# Extracted data entries
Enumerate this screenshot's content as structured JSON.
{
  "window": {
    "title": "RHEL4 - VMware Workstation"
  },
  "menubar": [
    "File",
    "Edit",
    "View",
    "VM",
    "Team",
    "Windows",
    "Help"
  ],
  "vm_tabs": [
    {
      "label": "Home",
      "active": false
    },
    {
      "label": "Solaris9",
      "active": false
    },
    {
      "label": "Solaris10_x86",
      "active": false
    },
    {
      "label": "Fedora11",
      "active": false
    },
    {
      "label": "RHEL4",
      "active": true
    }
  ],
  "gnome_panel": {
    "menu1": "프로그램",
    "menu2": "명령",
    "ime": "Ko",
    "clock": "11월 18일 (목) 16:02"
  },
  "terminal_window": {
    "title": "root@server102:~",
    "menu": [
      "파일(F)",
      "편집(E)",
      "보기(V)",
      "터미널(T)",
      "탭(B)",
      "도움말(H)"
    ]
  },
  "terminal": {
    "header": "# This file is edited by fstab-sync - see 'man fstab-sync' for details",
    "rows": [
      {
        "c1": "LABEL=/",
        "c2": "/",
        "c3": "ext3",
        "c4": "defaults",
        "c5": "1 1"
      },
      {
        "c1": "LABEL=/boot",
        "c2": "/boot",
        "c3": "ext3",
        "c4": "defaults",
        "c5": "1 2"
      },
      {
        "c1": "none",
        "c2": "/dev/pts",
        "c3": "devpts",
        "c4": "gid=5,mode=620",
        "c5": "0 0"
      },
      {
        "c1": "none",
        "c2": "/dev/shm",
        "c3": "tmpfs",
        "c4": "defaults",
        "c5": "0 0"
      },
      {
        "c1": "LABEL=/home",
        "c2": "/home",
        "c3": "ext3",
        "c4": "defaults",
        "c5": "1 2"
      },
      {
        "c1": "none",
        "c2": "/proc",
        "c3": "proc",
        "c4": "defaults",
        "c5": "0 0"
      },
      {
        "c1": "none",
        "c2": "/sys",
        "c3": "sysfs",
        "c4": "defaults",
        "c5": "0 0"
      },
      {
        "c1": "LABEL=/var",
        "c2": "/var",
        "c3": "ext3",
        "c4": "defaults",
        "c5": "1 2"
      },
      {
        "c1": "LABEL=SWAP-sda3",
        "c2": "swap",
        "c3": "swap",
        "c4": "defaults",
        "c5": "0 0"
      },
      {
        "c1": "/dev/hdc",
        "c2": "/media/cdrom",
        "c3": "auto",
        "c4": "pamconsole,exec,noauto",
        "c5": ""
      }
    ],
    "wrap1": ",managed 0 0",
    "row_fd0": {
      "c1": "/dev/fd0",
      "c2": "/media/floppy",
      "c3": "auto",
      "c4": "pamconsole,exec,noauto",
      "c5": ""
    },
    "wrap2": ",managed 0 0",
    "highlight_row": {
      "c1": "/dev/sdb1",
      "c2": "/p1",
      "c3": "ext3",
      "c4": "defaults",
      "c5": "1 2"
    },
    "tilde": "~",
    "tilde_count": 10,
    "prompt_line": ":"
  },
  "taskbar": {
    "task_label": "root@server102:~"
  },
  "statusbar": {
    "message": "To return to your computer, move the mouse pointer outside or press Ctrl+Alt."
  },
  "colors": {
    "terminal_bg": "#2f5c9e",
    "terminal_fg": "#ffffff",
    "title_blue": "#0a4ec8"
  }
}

# YOUR TASK
Exactly as they are written, print the entries again.

# TASK ANSWER
Enumerate this screenshot's content as structured JSON.
{
  "window": {
    "title": "RHEL4 - VMware Workstation"
  },
  "menubar": [
    "File",
    "Edit",
    "View",
    "VM",
    "Team",
    "Windows",
    "Help"
  ],
  "vm_tabs": [
    {
      "label": "Home",
      "active": false
    },
    {
      "label": "Solaris9",
      "active": false
    },
    {
      "label": "Solaris10_x86",
      "active": false
    },
    {
      "label": "Fedora11",
      "active": false
    },
    {
      "label": "RHEL4",
      "active": true
    }
  ],
  "gnome_panel": {
    "menu1": "프로그램",
    "menu2": "명령",
    "ime": "Ko",
    "clock": "11월 18일 (목) 16:02"
  },
  "terminal_window": {
    "title": "root@server102:~",
    "menu": [
      "파일(F)",
      "편집(E)",
      "보기(V)",
      "터미널(T)",
      "탭(B)",
      "도움말(H)"
    ]
  },
  "terminal": {
    "header": "# This file is edited by fstab-sync - see 'man fstab-sync' for details",
    "rows": [
      {
        "c1": "LABEL=/",
        "c2": "/",
        "c3": "ext3",
        "c4": "defaults",
        "c5": "1 1"
      },
      {
        "c1": "LABEL=/boot",
        "c2": "/boot",
        "c3": "ext3",
        "c4": "defaults",
        "c5": "1 2"
      },
      {
        "c1": "none",
        "c2": "/dev/pts",
        "c3": "devpts",
        "c4": "gid=5,mode=620",
        "c5": "0 0"
      },
      {
        "c1": "none",
        "c2": "/dev/shm",
        "c3": "tmpfs",
        "c4": "defaults",
        "c5": "0 0"
      },
      {
        "c1": "LABEL=/home",
        "c2": "/home",
        "c3": "ext3",
        "c4": "defaults",
        "c5": "1 2"
      },
      {
        "c1": "none",
        "c2": "/proc",
        "c3": "proc",
        "c4": "defaults",
        "c5": "0 0"
      },
      {
        "c1": "none",
        "c2": "/sys",
        "c3": "sysfs",
        "c4": "defaults",
        "c5": "0 0"
      },
      {
        "c1": "LABEL=/var",
        "c2": "/var",
        "c3": "ext3",
        "c4": "defaults",
        "c5": "1 2"
      },
      {
        "c1": "LABEL=SWAP-sda3",
        "c2": "swap",
        "c3": "swap",
        "c4": "defaults",
        "c5": "0 0"
      },
      {
        "c1": "/dev/hdc",
        "c2": "/media/cdrom",
        "c3": "auto",
        "c4": "pamconsole,exec,noauto",
        "c5": ""
      }
    ],
    "wrap1": ",managed 0 0",
    "row_fd0": {
      "c1": "/dev/fd0",
      "c2": "/media/floppy",
      "c3": "auto",
      "c4": "pamconsole,exec,noauto",
      "c5": ""
    },
    "wrap2": ",managed 0 0",
    "highlight_row": {
      "c1": "/dev/sdb1",
      "c2": "/p1",
      "c3": "ext3",
      "c4": "defaults",
      "c5": "1 2"
    },
    "tilde": "~",
    "tilde_count": 10,
    "prompt_line": ":"
  },
  "taskbar": {
    "task_label": "root@server102:~"
  },
  "statusbar": {
    "message": "To return to your computer, move the mouse pointer outside or press Ctrl+Alt."
  },
  "colors": {
    "terminal_bg": "#2f5c9e",
    "terminal_fg": "#ffffff",
    "title_blue": "#0a4ec8"
  }
}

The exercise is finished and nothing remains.